## START
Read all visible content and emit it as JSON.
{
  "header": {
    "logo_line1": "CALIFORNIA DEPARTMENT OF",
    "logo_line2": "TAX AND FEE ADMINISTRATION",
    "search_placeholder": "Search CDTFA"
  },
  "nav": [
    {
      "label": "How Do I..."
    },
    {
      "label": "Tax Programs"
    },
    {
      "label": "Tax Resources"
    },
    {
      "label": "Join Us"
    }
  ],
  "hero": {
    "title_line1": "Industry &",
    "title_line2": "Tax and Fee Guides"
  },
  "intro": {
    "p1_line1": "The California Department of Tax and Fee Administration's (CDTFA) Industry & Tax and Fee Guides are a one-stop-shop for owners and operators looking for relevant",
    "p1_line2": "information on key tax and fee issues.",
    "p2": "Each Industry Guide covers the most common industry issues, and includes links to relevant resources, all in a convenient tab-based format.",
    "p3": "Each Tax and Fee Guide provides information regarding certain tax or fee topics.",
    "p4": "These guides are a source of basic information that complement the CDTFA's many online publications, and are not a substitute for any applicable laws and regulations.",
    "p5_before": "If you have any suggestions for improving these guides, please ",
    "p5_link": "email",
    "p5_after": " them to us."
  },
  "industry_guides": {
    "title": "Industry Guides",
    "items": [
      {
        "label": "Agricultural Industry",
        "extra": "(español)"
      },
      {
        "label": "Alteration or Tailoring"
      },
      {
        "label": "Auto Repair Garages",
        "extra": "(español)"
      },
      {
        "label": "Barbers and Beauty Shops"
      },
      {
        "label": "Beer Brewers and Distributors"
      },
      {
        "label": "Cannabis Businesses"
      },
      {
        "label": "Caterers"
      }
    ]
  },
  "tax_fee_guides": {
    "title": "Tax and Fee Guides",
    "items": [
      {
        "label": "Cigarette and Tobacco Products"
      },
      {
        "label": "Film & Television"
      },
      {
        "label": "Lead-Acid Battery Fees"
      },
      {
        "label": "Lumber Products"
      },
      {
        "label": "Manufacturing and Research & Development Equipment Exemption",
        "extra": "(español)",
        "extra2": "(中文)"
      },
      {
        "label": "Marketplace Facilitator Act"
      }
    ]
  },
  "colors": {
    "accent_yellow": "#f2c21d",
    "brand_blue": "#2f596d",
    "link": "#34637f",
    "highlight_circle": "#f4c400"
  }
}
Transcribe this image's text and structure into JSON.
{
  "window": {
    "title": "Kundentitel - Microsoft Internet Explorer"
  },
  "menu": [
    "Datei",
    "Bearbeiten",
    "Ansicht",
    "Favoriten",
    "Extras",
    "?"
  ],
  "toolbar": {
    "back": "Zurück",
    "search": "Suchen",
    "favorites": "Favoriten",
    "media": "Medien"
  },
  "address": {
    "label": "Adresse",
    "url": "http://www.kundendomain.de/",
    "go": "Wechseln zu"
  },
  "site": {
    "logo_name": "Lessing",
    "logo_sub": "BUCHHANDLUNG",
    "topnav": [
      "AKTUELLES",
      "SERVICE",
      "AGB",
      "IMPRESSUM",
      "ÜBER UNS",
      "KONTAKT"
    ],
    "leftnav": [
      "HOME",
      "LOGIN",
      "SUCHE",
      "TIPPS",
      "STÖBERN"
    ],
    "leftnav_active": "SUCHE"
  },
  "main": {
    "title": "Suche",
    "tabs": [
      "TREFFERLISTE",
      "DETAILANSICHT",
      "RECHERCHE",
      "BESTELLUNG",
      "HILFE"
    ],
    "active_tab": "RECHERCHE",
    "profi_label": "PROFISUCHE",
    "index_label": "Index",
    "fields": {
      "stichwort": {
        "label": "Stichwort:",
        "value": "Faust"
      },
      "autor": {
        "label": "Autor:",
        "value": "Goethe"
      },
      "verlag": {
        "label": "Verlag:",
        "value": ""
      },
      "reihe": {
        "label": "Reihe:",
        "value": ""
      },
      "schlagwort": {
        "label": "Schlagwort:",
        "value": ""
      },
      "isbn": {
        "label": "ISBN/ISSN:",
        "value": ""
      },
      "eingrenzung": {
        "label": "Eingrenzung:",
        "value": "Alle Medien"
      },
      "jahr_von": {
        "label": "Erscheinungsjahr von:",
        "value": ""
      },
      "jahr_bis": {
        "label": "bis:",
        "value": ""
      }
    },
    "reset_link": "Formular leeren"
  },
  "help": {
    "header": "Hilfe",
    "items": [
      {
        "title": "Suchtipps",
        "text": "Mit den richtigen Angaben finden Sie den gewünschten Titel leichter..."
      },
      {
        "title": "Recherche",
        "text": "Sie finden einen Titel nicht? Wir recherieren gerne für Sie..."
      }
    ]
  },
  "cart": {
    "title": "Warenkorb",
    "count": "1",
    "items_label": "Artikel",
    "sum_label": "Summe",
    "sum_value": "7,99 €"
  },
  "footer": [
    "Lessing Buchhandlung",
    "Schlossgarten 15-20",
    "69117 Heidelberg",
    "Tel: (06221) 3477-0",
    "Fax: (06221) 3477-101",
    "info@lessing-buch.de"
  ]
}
## END
# What is required
Extract the listing in its entirety, matching it exactly.

# Problem solution
Read all visible content and emit it as JSON.
{
  "header": {
    "logo_line1": "CALIFORNIA DEPARTMENT OF",
    "logo_line2": "TAX AND FEE ADMINISTRATION",
    "search_placeholder": "Search CDTFA"
  },
  "nav": [
    {
      "label": "How Do I..."
    },
    {
      "label": "Tax Programs"
    },
    {
      "label": "Tax Resources"
    },
    {
      "label": "Join Us"
    }
  ],
  "hero": {
    "title_line1": "Industry &",
    "title_line2": "Tax and Fee Guides"
  },
  "intro": {
    "p1_line1": "The California Department of Tax and Fee Administration's (CDTFA) Industry & Tax and Fee Guides are a one-stop-shop for owners and operators looking for relevant",
    "p1_line2": "information on key tax and fee issues.",
    "p2": "Each Industry Guide covers the most common industry issues, and includes links to relevant resources, all in a convenient tab-based format.",
    "p3": "Each Tax and Fee Guide provides information regarding certain tax or fee topics.",
    "p4": "These guides are a source of basic information that complement the CDTFA's many online publications, and are not a substitute for any applicable laws and regulations.",
    "p5_before": "If you have any suggestions for improving these guides, please ",
    "p5_link": "email",
    "p5_after": " them to us."
  },
  "industry_guides": {
    "title": "Industry Guides",
    "items": [
      {
        "label": "Agricultural Industry",
        "extra": "(español)"
      },
      {
        "label": "Alteration or Tailoring"
      },
      {
        "label": "Auto Repair Garages",
        "extra": "(español)"
      },
      {
        "label": "Barbers and Beauty Shops"
      },
      {
        "label": "Beer Brewers and Distributors"
      },
      {
        "label": "Cannabis Businesses"
      },
      {
        "label": "Caterers"
      }
    ]
  },
  "tax_fee_guides": {
    "title": "Tax and Fee Guides",
    "items": [
      {
        "label": "Cigarette and Tobacco Products"
      },
      {
        "label": "Film & Television"
      },
      {
        "label": "Lead-Acid Battery Fees"
      },
      {
        "label": "Lumber Products"
      },
      {
        "label": "Manufacturing and Research & Development Equipment Exemption",
        "extra": "(español)",
        "extra2": "(中文)"
      },
      {
        "label": "Marketplace Facilitator Act"
      }
    ]
  },
  "colors": {
    "accent_yellow": "#f2c21d",
    "brand_blue": "#2f596d",
    "link": "#34637f",
    "highlight_circle": "#f4c400"
  }
}
Transcribe this image's text and structure into JSON.
{
  "window": {
    "title": "Kundentitel - Microsoft Internet Explorer"
  },
  "menu": [
    "Datei",
    "Bearbeiten",
    "Ansicht",
    "Favoriten",
    "Extras",
    "?"
  ],
  "toolbar": {
    "back": "Zurück",
    "search": "Suchen",
    "favorites": "Favoriten",
    "media": "Medien"
  },
  "address": {
    "label": "Adresse",
    "url": "http://www.kundendomain.de/",
    "go": "Wechseln zu"
  },
  "site": {
    "logo_name": "Lessing",
    "logo_sub": "BUCHHANDLUNG",
    "topnav": [
      "AKTUELLES",
      "SERVICE",
      "AGB",
      "IMPRESSUM",
      "ÜBER UNS",
      "KONTAKT"
    ],
    "leftnav": [
      "HOME",
      "LOGIN",
      "SUCHE",
      "TIPPS",
      "STÖBERN"
    ],
    "leftnav_active": "SUCHE"
  },
  "main": {
    "title": "Suche",
    "tabs": [
      "TREFFERLISTE",
      "DETAILANSICHT",
      "RECHERCHE",
      "BESTELLUNG",
      "HILFE"
    ],
    "active_tab": "RECHERCHE",
    "profi_label": "PROFISUCHE",
    "index_label": "Index",
    "fields": {
      "stichwort": {
        "label": "Stichwort:",
        "value": "Faust"
      },
      "autor": {
        "label": "Autor:",
        "value": "Goethe"
      },
      "verlag": {
        "label": "Verlag:",
        "value": ""
      },
      "reihe": {
        "label": "Reihe:",
        "value": ""
      },
      "schlagwort": {
        "label": "Schlagwort:",
        "value": ""
      },
      "isbn": {
        "label": "ISBN/ISSN:",
        "value": ""
      },
      "eingrenzung": {
        "label": "Eingrenzung:",
        "value": "Alle Medien"
      },
      "jahr_von": {
        "label": "Erscheinungsjahr von:",
        "value": ""
      },
      "jahr_bis": {
        "label": "bis:",
        "value": ""
      }
    },
    "reset_link": "Formular leeren"
  },
  "help": {
    "header": "Hilfe",
    "items": [
      {
        "title": "Suchtipps",
        "text": "Mit den richtigen Angaben finden Sie den gewünschten Titel leichter..."
      },
      {
        "title": "Recherche",
        "text": "Sie finden einen Titel nicht? Wir recherieren gerne für Sie..."
      }
    ]
  },
  "cart": {
    "title": "Warenkorb",
    "count": "1",
    "items_label": "Artikel",
    "sum_label": "Summe",
    "sum_value": "7,99 €"
  },
  "footer": [
    "Lessing Buchhandlung",
    "Schlossgarten 15-20",
    "69117 Heidelberg",
    "Tel: (06221) 3477-0",
    "Fax: (06221) 3477-101",
    "info@lessing-buch.de"
  ]
}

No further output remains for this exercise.